■ **What is being asked**
Repeat the records verbatim and leave the pictures out of your copy.

■ **Data supplied**

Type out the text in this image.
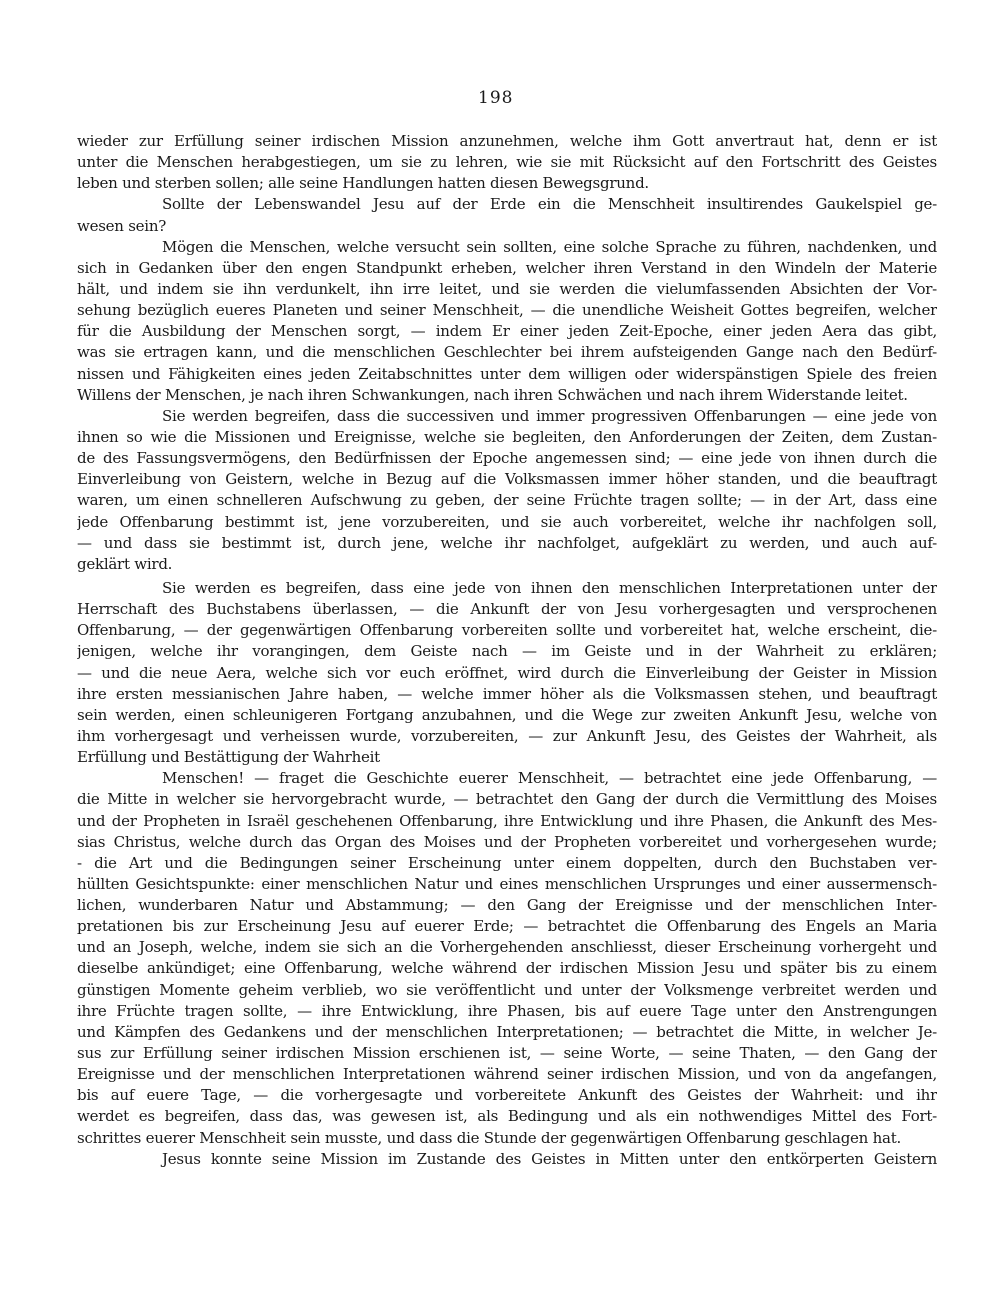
198
wieder zur Erfüllung seiner irdischen Mission anzunehmen, welche ihm Gott anvertraut hat, denn er ist
unter die Menschen herabgestiegen, um sie zu lehren, wie sie mit Rücksicht auf den Fortschritt des Geistes
leben und sterben sollen; alle seine Handlungen hatten diesen Bewegsgrund.
Sollte der Lebenswandel Jesu auf der Erde ein die Menschheit insultirendes Gaukelspiel ge-
wesen sein?
Mögen die Menschen, welche versucht sein sollten, eine solche Sprache zu führen, nachdenken, und
sich in Gedanken über den engen Standpunkt erheben, welcher ihren Verstand in den Windeln der Materie
hält, und indem sie ihn verdunkelt, ihn irre leitet, und sie werden die vielumfassenden Absichten der Vor-
sehung bezüglich eueres Planeten und seiner Menschheit, — die unendliche Weisheit Gottes begreifen, welcher
für die Ausbildung der Menschen sorgt, — indem Er einer jeden Zeit-Epoche, einer jeden Aera das gibt,
was sie ertragen kann, und die menschlichen Geschlechter bei ihrem aufsteigenden Gange nach den Bedürf-
nissen und Fähigkeiten eines jeden Zeitabschnittes unter dem willigen oder widerspänstigen Spiele des freien
Willens der Menschen, je nach ihren Schwankungen, nach ihren Schwächen und nach ihrem Widerstande leitet.
Sie werden begreifen, dass die successiven und immer progressiven Offenbarungen — eine jede von
ihnen so wie die Missionen und Ereignisse, welche sie begleiten, den Anforderungen der Zeiten, dem Zustan-
de des Fassungsvermögens, den Bedürfnissen der Epoche angemessen sind; — eine jede von ihnen durch die
Einverleibung von Geistern, welche in Bezug auf die Volksmassen immer höher standen, und die beauftragt
waren, um einen schnelleren Aufschwung zu geben, der seine Früchte tragen sollte; — in der Art, dass eine
jede Offenbarung bestimmt ist, jene vorzubereiten, und sie auch vorbereitet, welche ihr nachfolgen soll,
— und dass sie bestimmt ist, durch jene, welche ihr nachfolget, aufgeklärt zu werden, und auch auf-
geklärt wird.
Sie werden es begreifen, dass eine jede von ihnen den menschlichen Interpretationen unter der
Herrschaft des Buchstabens überlassen, — die Ankunft der von Jesu vorhergesagten und versprochenen
Offenbarung, — der gegenwärtigen Offenbarung vorbereiten sollte und vorbereitet hat, welche erscheint, die-
jenigen, welche ihr vorangingen, dem Geiste nach — im Geiste und in der Wahrheit zu erklären;
— und die neue Aera, welche sich vor euch eröffnet, wird durch die Einverleibung der Geister in Mission
ihre ersten messianischen Jahre haben, — welche immer höher als die Volksmassen stehen, und beauftragt
sein werden, einen schleunigeren Fortgang anzubahnen, und die Wege zur zweiten Ankunft Jesu, welche von
ihm vorhergesagt und verheissen wurde, vorzubereiten, — zur Ankunft Jesu, des Geistes der Wahrheit, als
Erfüllung und Bestättigung der Wahrheit
Menschen! — fraget die Geschichte euerer Menschheit, — betrachtet eine jede Offenbarung, —
die Mitte in welcher sie hervorgebracht wurde, — betrachtet den Gang der durch die Vermittlung des Moises
und der Propheten in Israël geschehenen Offenbarung, ihre Entwicklung und ihre Phasen, die Ankunft des Mes-
sias Christus, welche durch das Organ des Moises und der Propheten vorbereitet und vorhergesehen wurde;
- die Art und die Bedingungen seiner Erscheinung unter einem doppelten, durch den Buchstaben ver-
hüllten Gesichtspunkte: einer menschlichen Natur und eines menschlichen Ursprunges und einer aussermensch-
lichen, wunderbaren Natur und Abstammung; — den Gang der Ereignisse und der menschlichen Inter-
pretationen bis zur Erscheinung Jesu auf euerer Erde; — betrachtet die Offenbarung des Engels an Maria
und an Joseph, welche, indem sie sich an die Vorhergehenden anschliesst, dieser Erscheinung vorhergeht und
dieselbe ankündiget; eine Offenbarung, welche während der irdischen Mission Jesu und später bis zu einem
günstigen Momente geheim verblieb, wo sie veröffentlicht und unter der Volksmenge verbreitet werden und
ihre Früchte tragen sollte, — ihre Entwicklung, ihre Phasen, bis auf euere Tage unter den Anstrengungen
und Kämpfen des Gedankens und der menschlichen Interpretationen; — betrachtet die Mitte, in welcher Je-
sus zur Erfüllung seiner irdischen Mission erschienen ist, — seine Worte, — seine Thaten, — den Gang der
Ereignisse und der menschlichen Interpretationen während seiner irdischen Mission, und von da angefangen,
bis auf euere Tage, — die vorhergesagte und vorbereitete Ankunft des Geistes der Wahrheit: und ihr
werdet es begreifen, dass das, was gewesen ist, als Bedingung und als ein nothwendiges Mittel des Fort-
schrittes euerer Menschheit sein musste, und dass die Stunde der gegenwärtigen Offenbarung geschlagen hat.
Jesus konnte seine Mission im Zustande des Geistes in Mitten unter den entkörperten Geistern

■ **Full solution**
Type out the text in this image.
198
wieder zur Erfüllung seiner irdischen Mission anzunehmen, welche ihm Gott anvertraut hat, denn er ist
unter die Menschen herabgestiegen, um sie zu lehren, wie sie mit Rücksicht auf den Fortschritt des Geistes
leben und sterben sollen; alle seine Handlungen hatten diesen Bewegsgrund.
Sollte der Lebenswandel Jesu auf der Erde ein die Menschheit insultirendes Gaukelspiel ge-
wesen sein?
Mögen die Menschen, welche versucht sein sollten, eine solche Sprache zu führen, nachdenken, und
sich in Gedanken über den engen Standpunkt erheben, welcher ihren Verstand in den Windeln der Materie
hält, und indem sie ihn verdunkelt, ihn irre leitet, und sie werden die vielumfassenden Absichten der Vor-
sehung bezüglich eueres Planeten und seiner Menschheit, — die unendliche Weisheit Gottes begreifen, welcher
für die Ausbildung der Menschen sorgt, — indem Er einer jeden Zeit-Epoche, einer jeden Aera das gibt,
was sie ertragen kann, und die menschlichen Geschlechter bei ihrem aufsteigenden Gange nach den Bedürf-
nissen und Fähigkeiten eines jeden Zeitabschnittes unter dem willigen oder widerspänstigen Spiele des freien
Willens der Menschen, je nach ihren Schwankungen, nach ihren Schwächen und nach ihrem Widerstande leitet.
Sie werden begreifen, dass die successiven und immer progressiven Offenbarungen — eine jede von
ihnen so wie die Missionen und Ereignisse, welche sie begleiten, den Anforderungen der Zeiten, dem Zustan-
de des Fassungsvermögens, den Bedürfnissen der Epoche angemessen sind; — eine jede von ihnen durch die
Einverleibung von Geistern, welche in Bezug auf die Volksmassen immer höher standen, und die beauftragt
waren, um einen schnelleren Aufschwung zu geben, der seine Früchte tragen sollte; — in der Art, dass eine
jede Offenbarung bestimmt ist, jene vorzubereiten, und sie auch vorbereitet, welche ihr nachfolgen soll,
— und dass sie bestimmt ist, durch jene, welche ihr nachfolget, aufgeklärt zu werden, und auch auf-
geklärt wird.
Sie werden es begreifen, dass eine jede von ihnen den menschlichen Interpretationen unter der
Herrschaft des Buchstabens überlassen, — die Ankunft der von Jesu vorhergesagten und versprochenen
Offenbarung, — der gegenwärtigen Offenbarung vorbereiten sollte und vorbereitet hat, welche erscheint, die-
jenigen, welche ihr vorangingen, dem Geiste nach — im Geiste und in der Wahrheit zu erklären;
— und die neue Aera, welche sich vor euch eröffnet, wird durch die Einverleibung der Geister in Mission
ihre ersten messianischen Jahre haben, — welche immer höher als die Volksmassen stehen, und beauftragt
sein werden, einen schleunigeren Fortgang anzubahnen, und die Wege zur zweiten Ankunft Jesu, welche von
ihm vorhergesagt und verheissen wurde, vorzubereiten, — zur Ankunft Jesu, des Geistes der Wahrheit, als
Erfüllung und Bestättigung der Wahrheit
Menschen! — fraget die Geschichte euerer Menschheit, — betrachtet eine jede Offenbarung, —
die Mitte in welcher sie hervorgebracht wurde, — betrachtet den Gang der durch die Vermittlung des Moises
und der Propheten in Israël geschehenen Offenbarung, ihre Entwicklung und ihre Phasen, die Ankunft des Mes-
sias Christus, welche durch das Organ des Moises und der Propheten vorbereitet und vorhergesehen wurde;
- die Art und die Bedingungen seiner Erscheinung unter einem doppelten, durch den Buchstaben ver-
hüllten Gesichtspunkte: einer menschlichen Natur und eines menschlichen Ursprunges und einer aussermensch-
lichen, wunderbaren Natur und Abstammung; — den Gang der Ereignisse und der menschlichen Inter-
pretationen bis zur Erscheinung Jesu auf euerer Erde; — betrachtet die Offenbarung des Engels an Maria
und an Joseph, welche, indem sie sich an die Vorhergehenden anschliesst, dieser Erscheinung vorhergeht und
dieselbe ankündiget; eine Offenbarung, welche während der irdischen Mission Jesu und später bis zu einem
günstigen Momente geheim verblieb, wo sie veröffentlicht und unter der Volksmenge verbreitet werden und
ihre Früchte tragen sollte, — ihre Entwicklung, ihre Phasen, bis auf euere Tage unter den Anstrengungen
und Kämpfen des Gedankens und der menschlichen Interpretationen; — betrachtet die Mitte, in welcher Je-
sus zur Erfüllung seiner irdischen Mission erschienen ist, — seine Worte, — seine Thaten, — den Gang der
Ereignisse und der menschlichen Interpretationen während seiner irdischen Mission, und von da angefangen,
bis auf euere Tage, — die vorhergesagte und vorbereitete Ankunft des Geistes der Wahrheit: und ihr
werdet es begreifen, dass das, was gewesen ist, als Bedingung und als ein nothwendiges Mittel des Fort-
schrittes euerer Menschheit sein musste, und dass die Stunde der gegenwärtigen Offenbarung geschlagen hat.
Jesus konnte seine Mission im Zustande des Geistes in Mitten unter den entkörperten Geistern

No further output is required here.